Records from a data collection
◇ ◇ ◇

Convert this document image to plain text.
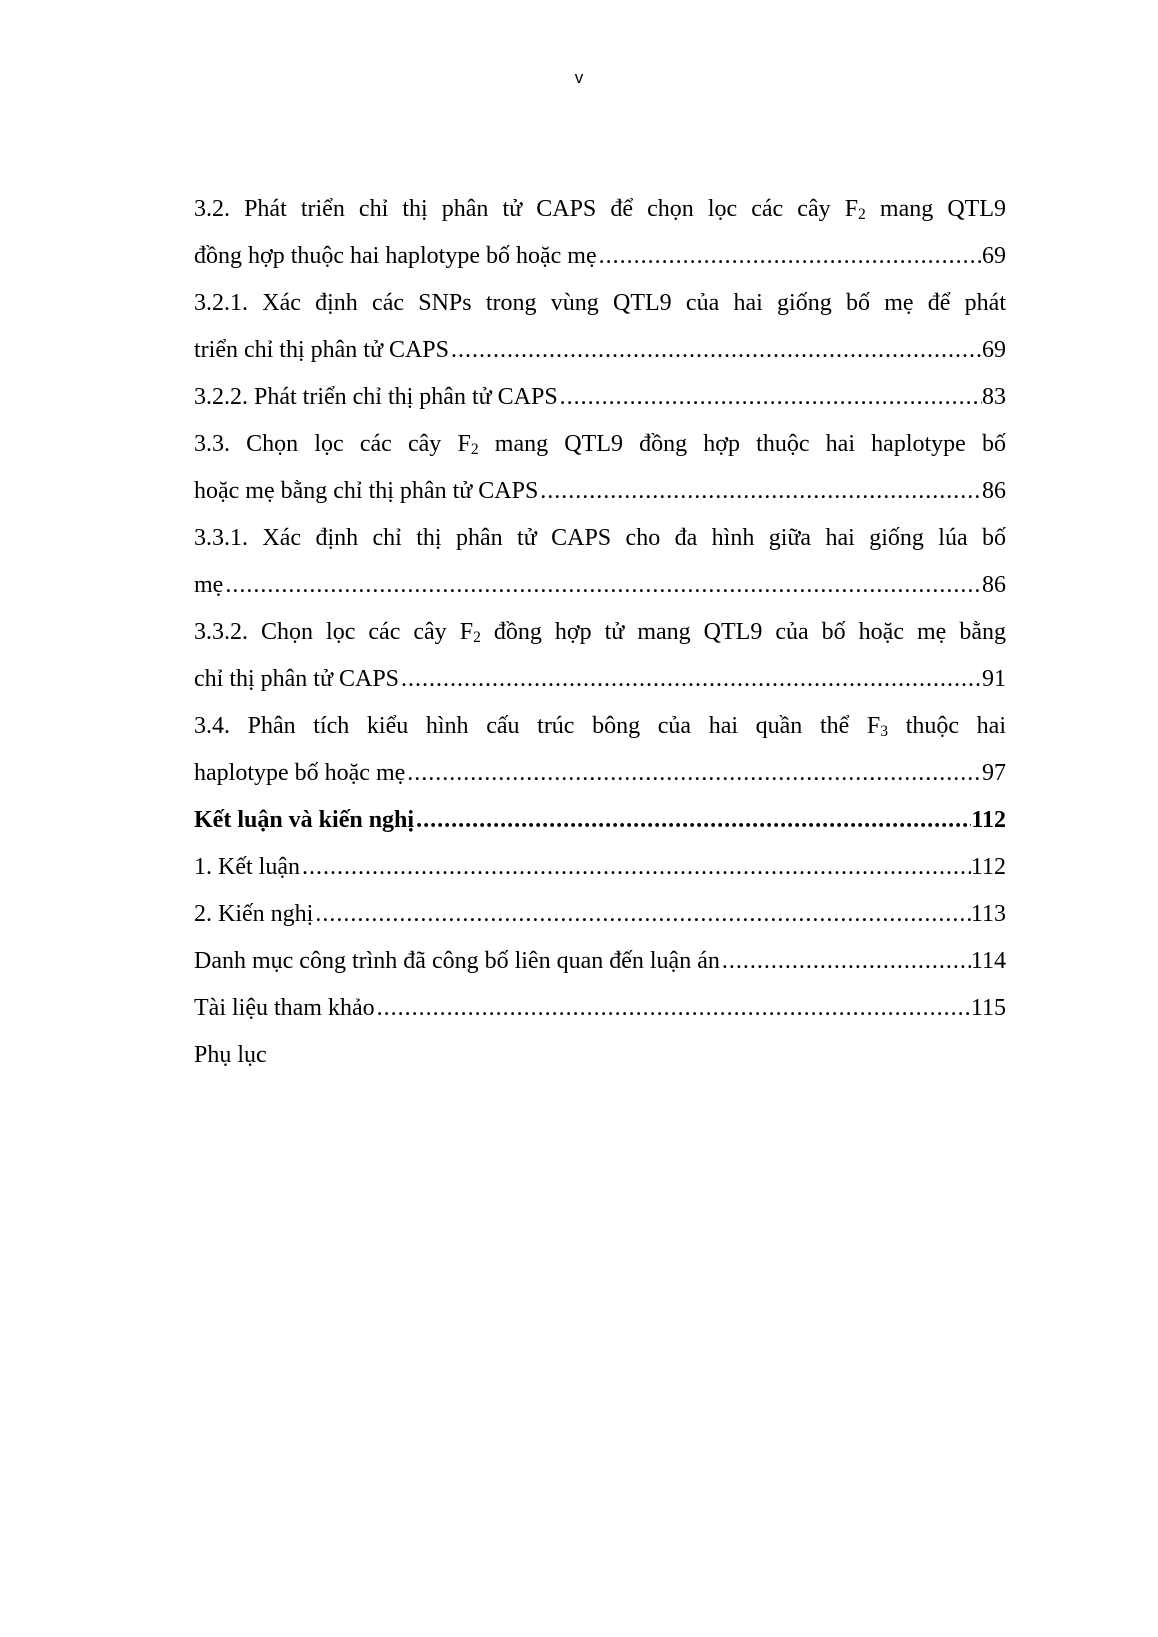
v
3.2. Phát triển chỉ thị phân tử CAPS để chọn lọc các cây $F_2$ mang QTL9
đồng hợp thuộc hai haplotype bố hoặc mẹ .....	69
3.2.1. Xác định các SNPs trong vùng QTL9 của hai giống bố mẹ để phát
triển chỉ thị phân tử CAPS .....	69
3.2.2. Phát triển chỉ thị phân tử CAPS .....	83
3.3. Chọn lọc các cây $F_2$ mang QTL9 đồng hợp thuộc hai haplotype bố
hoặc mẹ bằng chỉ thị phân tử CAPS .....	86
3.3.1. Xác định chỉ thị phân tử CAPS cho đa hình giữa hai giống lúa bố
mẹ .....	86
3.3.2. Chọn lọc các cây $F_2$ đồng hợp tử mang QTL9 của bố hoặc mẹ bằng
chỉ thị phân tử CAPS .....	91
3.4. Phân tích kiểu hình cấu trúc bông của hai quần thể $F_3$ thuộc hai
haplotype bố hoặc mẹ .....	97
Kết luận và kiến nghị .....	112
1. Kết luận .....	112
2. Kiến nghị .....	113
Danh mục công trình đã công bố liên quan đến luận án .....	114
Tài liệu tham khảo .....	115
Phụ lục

◇ ◇ ◇

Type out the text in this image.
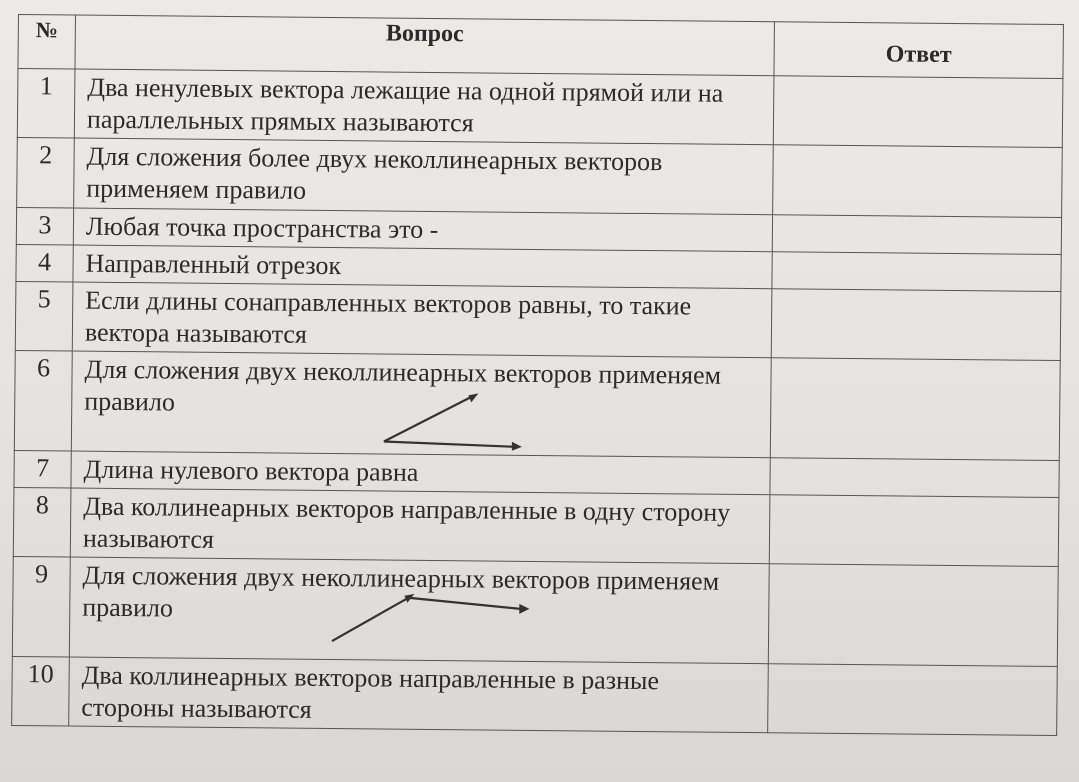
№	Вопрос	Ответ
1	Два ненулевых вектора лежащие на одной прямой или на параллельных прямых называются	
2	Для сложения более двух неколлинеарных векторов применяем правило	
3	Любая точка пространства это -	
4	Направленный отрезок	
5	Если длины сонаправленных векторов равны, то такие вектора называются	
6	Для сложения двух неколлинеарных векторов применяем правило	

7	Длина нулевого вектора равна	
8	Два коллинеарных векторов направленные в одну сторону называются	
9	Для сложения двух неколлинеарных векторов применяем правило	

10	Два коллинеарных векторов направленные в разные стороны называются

◇ ◇ ◇

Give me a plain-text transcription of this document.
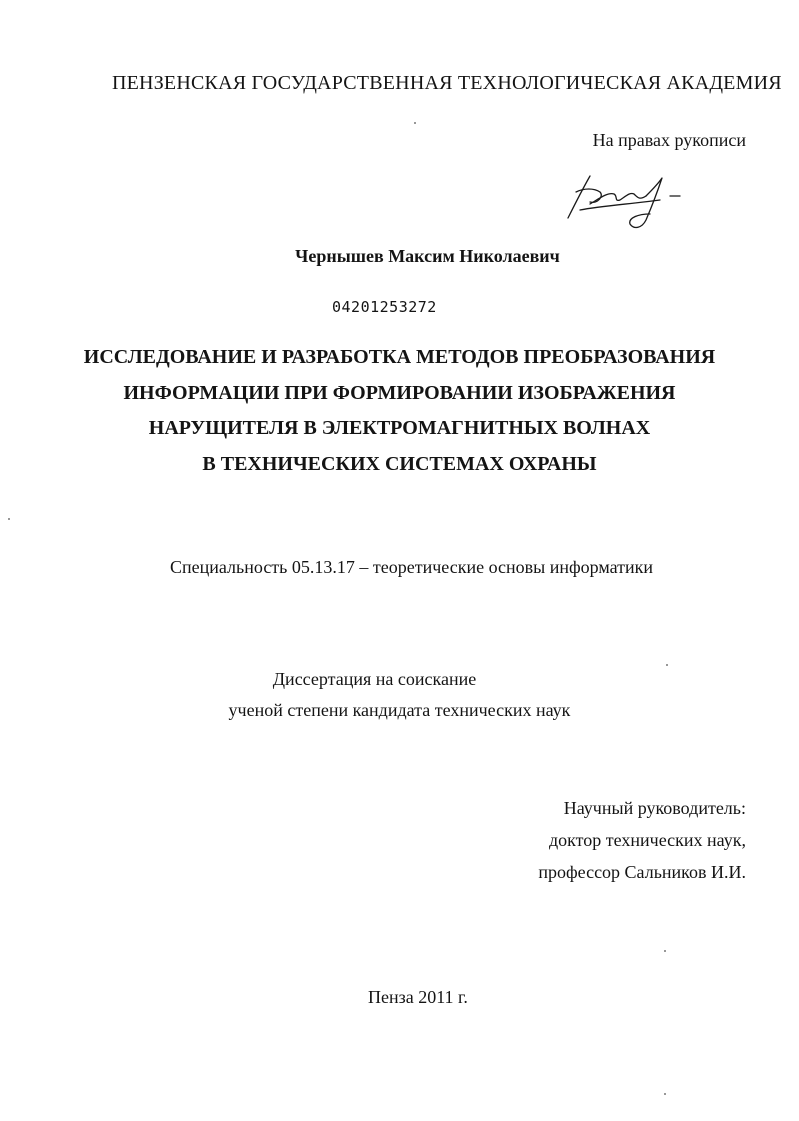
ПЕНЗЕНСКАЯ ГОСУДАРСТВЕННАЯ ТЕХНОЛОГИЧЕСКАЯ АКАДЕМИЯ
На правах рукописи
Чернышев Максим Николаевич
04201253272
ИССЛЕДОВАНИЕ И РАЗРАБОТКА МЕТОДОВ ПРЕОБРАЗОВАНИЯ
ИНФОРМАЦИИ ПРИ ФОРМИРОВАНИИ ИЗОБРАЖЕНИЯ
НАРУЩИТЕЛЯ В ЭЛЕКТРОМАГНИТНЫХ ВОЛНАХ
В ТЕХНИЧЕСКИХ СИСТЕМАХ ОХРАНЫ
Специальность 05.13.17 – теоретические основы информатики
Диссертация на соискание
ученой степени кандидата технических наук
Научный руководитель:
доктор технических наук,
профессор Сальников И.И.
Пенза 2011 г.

◇ ◇ ◇

Gather each line that holds "mang".

3.2. Phát triển chỉ thị phân tử CAPS để chọn lọc các cây $F_2$ mang QTL9
3.3. Chọn lọc các cây $F_2$ mang QTL9 đồng hợp thuộc hai haplotype bố
3.3.2. Chọn lọc các cây $F_2$ đồng hợp tử mang QTL9 của bố hoặc mẹ bằng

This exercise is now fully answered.